Entries with figure data:
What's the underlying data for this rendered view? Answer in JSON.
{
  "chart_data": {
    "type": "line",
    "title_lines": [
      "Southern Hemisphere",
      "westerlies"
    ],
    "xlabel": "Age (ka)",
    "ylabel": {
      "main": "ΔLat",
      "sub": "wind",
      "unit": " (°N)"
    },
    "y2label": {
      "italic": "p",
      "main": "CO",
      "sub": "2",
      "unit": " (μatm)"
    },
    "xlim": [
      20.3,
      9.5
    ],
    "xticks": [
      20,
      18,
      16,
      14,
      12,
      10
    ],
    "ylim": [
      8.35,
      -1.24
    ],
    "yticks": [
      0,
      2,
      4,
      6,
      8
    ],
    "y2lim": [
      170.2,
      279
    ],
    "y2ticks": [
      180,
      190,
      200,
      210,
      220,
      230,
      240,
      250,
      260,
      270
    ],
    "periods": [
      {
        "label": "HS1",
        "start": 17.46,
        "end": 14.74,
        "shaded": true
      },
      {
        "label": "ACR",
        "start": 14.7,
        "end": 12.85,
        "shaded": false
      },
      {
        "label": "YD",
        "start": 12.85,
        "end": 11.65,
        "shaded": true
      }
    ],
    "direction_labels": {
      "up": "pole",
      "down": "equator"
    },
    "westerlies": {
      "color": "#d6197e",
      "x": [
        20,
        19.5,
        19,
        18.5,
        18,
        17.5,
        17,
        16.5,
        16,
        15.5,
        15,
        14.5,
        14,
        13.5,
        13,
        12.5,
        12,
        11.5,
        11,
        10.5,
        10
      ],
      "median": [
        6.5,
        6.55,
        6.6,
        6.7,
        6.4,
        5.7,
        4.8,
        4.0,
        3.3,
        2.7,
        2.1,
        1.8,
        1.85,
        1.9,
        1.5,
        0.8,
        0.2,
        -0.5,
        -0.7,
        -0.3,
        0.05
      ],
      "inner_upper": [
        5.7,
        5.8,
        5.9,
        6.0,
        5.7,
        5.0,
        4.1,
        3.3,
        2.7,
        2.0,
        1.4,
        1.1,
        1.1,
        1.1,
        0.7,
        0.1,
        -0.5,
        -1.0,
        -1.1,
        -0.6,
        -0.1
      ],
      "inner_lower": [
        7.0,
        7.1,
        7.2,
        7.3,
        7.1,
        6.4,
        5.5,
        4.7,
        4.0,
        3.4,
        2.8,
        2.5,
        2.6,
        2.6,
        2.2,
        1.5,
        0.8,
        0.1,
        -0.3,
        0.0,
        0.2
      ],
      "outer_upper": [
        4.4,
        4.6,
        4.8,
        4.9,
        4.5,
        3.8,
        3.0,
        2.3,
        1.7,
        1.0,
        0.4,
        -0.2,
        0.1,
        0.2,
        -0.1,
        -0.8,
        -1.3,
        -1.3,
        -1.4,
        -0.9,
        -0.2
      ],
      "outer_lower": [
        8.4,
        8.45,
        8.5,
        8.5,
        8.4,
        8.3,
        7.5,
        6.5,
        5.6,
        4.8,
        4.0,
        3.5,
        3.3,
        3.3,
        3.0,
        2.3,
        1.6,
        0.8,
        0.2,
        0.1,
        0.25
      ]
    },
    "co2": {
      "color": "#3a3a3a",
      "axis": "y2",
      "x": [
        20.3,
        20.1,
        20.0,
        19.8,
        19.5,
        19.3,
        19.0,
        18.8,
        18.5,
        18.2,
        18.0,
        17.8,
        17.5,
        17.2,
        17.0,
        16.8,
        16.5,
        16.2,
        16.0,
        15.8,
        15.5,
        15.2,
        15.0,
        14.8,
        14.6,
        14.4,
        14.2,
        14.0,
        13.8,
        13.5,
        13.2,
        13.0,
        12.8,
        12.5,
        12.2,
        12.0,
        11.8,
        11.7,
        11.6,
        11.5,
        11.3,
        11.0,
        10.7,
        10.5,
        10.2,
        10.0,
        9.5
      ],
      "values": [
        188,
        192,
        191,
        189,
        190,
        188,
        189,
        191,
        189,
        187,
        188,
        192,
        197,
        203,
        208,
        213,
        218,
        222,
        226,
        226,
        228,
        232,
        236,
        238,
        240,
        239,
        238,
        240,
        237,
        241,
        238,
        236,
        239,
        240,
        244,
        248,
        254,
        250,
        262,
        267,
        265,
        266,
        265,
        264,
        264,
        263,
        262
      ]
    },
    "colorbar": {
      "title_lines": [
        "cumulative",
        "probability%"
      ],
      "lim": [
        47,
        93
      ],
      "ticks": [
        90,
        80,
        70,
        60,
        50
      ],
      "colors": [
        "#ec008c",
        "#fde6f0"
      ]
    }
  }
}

• [What to work on]: Repeat every entry exactly, please.

• [Output for this exercise]:
What's the underlying data for this rendered view? Answer in JSON.
{
  "chart_data": {
    "type": "line",
    "title_lines": [
      "Southern Hemisphere",
      "westerlies"
    ],
    "xlabel": "Age (ka)",
    "ylabel": {
      "main": "ΔLat",
      "sub": "wind",
      "unit": " (°N)"
    },
    "y2label": {
      "italic": "p",
      "main": "CO",
      "sub": "2",
      "unit": " (μatm)"
    },
    "xlim": [
      20.3,
      9.5
    ],
    "xticks": [
      20,
      18,
      16,
      14,
      12,
      10
    ],
    "ylim": [
      8.35,
      -1.24
    ],
    "yticks": [
      0,
      2,
      4,
      6,
      8
    ],
    "y2lim": [
      170.2,
      279
    ],
    "y2ticks": [
      180,
      190,
      200,
      210,
      220,
      230,
      240,
      250,
      260,
      270
    ],
    "periods": [
      {
        "label": "HS1",
        "start": 17.46,
        "end": 14.74,
        "shaded": true
      },
      {
        "label": "ACR",
        "start": 14.7,
        "end": 12.85,
        "shaded": false
      },
      {
        "label": "YD",
        "start": 12.85,
        "end": 11.65,
        "shaded": true
      }
    ],
    "direction_labels": {
      "up": "pole",
      "down": "equator"
    },
    "westerlies": {
      "color": "#d6197e",
      "x": [
        20,
        19.5,
        19,
        18.5,
        18,
        17.5,
        17,
        16.5,
        16,
        15.5,
        15,
        14.5,
        14,
        13.5,
        13,
        12.5,
        12,
        11.5,
        11,
        10.5,
        10
      ],
      "median": [
        6.5,
        6.55,
        6.6,
        6.7,
        6.4,
        5.7,
        4.8,
        4.0,
        3.3,
        2.7,
        2.1,
        1.8,
        1.85,
        1.9,
        1.5,
        0.8,
        0.2,
        -0.5,
        -0.7,
        -0.3,
        0.05
      ],
      "inner_upper": [
        5.7,
        5.8,
        5.9,
        6.0,
        5.7,
        5.0,
        4.1,
        3.3,
        2.7,
        2.0,
        1.4,
        1.1,
        1.1,
        1.1,
        0.7,
        0.1,
        -0.5,
        -1.0,
        -1.1,
        -0.6,
        -0.1
      ],
      "inner_lower": [
        7.0,
        7.1,
        7.2,
        7.3,
        7.1,
        6.4,
        5.5,
        4.7,
        4.0,
        3.4,
        2.8,
        2.5,
        2.6,
        2.6,
        2.2,
        1.5,
        0.8,
        0.1,
        -0.3,
        0.0,
        0.2
      ],
      "outer_upper": [
        4.4,
        4.6,
        4.8,
        4.9,
        4.5,
        3.8,
        3.0,
        2.3,
        1.7,
        1.0,
        0.4,
        -0.2,
        0.1,
        0.2,
        -0.1,
        -0.8,
        -1.3,
        -1.3,
        -1.4,
        -0.9,
        -0.2
      ],
      "outer_lower": [
        8.4,
        8.45,
        8.5,
        8.5,
        8.4,
        8.3,
        7.5,
        6.5,
        5.6,
        4.8,
        4.0,
        3.5,
        3.3,
        3.3,
        3.0,
        2.3,
        1.6,
        0.8,
        0.2,
        0.1,
        0.25
      ]
    },
    "co2": {
      "color": "#3a3a3a",
      "axis": "y2",
      "x": [
        20.3,
        20.1,
        20.0,
        19.8,
        19.5,
        19.3,
        19.0,
        18.8,
        18.5,
        18.2,
        18.0,
        17.8,
        17.5,
        17.2,
        17.0,
        16.8,
        16.5,
        16.2,
        16.0,
        15.8,
        15.5,
        15.2,
        15.0,
        14.8,
        14.6,
        14.4,
        14.2,
        14.0,
        13.8,
        13.5,
        13.2,
        13.0,
        12.8,
        12.5,
        12.2,
        12.0,
        11.8,
        11.7,
        11.6,
        11.5,
        11.3,
        11.0,
        10.7,
        10.5,
        10.2,
        10.0,
        9.5
      ],
      "values": [
        188,
        192,
        191,
        189,
        190,
        188,
        189,
        191,
        189,
        187,
        188,
        192,
        197,
        203,
        208,
        213,
        218,
        222,
        226,
        226,
        228,
        232,
        236,
        238,
        240,
        239,
        238,
        240,
        237,
        241,
        238,
        236,
        239,
        240,
        244,
        248,
        254,
        250,
        262,
        267,
        265,
        266,
        265,
        264,
        264,
        263,
        262
      ]
    },
    "colorbar": {
      "title_lines": [
        "cumulative",
        "probability%"
      ],
      "lim": [
        47,
        93
      ],
      "ticks": [
        90,
        80,
        70,
        60,
        50
      ],
      "colors": [
        "#ec008c",
        "#fde6f0"
      ]
    }
  }
}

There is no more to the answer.